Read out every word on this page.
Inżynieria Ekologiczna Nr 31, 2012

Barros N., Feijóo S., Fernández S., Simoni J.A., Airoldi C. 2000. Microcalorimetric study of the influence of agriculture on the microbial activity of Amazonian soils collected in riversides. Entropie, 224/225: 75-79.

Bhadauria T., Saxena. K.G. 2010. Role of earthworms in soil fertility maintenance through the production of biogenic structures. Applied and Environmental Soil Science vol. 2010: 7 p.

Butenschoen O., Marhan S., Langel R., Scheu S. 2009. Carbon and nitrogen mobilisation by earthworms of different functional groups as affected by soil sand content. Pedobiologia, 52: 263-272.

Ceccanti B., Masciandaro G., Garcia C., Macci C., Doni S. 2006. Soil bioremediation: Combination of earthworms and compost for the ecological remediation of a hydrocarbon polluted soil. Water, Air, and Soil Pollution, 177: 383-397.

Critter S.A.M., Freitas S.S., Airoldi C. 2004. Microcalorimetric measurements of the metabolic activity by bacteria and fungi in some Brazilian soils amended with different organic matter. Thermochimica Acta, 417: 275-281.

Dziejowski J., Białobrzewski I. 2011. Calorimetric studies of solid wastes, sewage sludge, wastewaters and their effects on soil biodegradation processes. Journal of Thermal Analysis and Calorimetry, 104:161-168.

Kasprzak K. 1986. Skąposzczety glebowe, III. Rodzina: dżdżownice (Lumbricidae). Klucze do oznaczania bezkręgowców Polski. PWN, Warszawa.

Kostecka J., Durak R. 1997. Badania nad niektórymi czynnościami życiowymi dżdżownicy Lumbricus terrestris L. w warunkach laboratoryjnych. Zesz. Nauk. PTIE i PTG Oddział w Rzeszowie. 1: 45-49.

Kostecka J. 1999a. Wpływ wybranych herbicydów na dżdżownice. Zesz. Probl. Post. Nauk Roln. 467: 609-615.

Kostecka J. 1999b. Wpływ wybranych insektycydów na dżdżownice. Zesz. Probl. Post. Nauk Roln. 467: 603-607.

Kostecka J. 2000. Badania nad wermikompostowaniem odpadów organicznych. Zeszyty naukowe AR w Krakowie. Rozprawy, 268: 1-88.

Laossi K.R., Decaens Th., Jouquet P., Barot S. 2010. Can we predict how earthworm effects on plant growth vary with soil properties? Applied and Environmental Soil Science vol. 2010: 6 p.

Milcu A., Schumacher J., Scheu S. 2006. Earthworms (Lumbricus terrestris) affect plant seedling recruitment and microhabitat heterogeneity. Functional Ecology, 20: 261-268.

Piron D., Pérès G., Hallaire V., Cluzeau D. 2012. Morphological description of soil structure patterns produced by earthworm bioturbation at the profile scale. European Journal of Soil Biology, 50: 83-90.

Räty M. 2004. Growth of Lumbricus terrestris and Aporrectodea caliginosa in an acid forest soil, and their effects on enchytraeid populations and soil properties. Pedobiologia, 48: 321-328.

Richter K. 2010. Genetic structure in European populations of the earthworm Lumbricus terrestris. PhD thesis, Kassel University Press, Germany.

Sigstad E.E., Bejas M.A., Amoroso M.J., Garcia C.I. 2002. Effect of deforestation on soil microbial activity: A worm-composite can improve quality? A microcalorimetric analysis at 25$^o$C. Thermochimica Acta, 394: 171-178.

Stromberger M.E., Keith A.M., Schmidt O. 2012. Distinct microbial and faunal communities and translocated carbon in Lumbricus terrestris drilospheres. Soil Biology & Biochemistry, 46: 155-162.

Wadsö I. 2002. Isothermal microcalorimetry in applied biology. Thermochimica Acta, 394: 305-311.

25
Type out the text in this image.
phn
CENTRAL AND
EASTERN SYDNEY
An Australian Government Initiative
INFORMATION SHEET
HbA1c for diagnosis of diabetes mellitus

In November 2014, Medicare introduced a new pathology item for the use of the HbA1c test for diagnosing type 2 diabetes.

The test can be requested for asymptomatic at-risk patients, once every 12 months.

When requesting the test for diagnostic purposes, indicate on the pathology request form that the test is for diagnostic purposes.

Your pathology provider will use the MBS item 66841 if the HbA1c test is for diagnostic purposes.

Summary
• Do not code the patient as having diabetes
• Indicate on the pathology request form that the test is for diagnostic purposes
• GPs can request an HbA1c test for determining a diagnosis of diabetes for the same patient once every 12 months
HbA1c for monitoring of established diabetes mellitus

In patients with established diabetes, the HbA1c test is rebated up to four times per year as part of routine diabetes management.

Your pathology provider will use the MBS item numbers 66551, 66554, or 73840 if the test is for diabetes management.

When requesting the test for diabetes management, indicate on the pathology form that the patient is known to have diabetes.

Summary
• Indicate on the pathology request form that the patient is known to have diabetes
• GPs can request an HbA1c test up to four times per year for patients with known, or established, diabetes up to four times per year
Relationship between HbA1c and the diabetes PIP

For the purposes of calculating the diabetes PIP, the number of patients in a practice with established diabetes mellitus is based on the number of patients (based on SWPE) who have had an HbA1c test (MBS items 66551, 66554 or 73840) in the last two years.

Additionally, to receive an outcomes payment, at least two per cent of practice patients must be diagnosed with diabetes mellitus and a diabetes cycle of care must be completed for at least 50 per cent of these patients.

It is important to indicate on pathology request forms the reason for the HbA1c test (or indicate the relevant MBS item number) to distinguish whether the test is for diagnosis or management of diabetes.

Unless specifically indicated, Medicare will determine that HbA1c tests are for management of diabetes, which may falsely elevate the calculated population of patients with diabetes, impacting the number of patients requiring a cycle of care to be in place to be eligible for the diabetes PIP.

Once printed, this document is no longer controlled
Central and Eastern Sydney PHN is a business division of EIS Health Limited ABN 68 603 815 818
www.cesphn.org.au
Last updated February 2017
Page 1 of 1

WHAT IS BEING ASKED: Copy out every line of the listing where the word "plant" occurs.

SOLUTION TO THE PROBLEM:
Laossi K.R., Decaens Th., Jouquet P., Barot S. 2010. Can we predict how earthworm effects on plant growth vary with soil properties? Applied and Environmental Soil Science vol. 2010: 6 p.
Milcu A., Schumacher J., Scheu S. 2006. Earthworms (Lumbricus terrestris) affect plant seedling recruitment and microhabitat heterogeneity. Functional Ecology, 20: 261-268.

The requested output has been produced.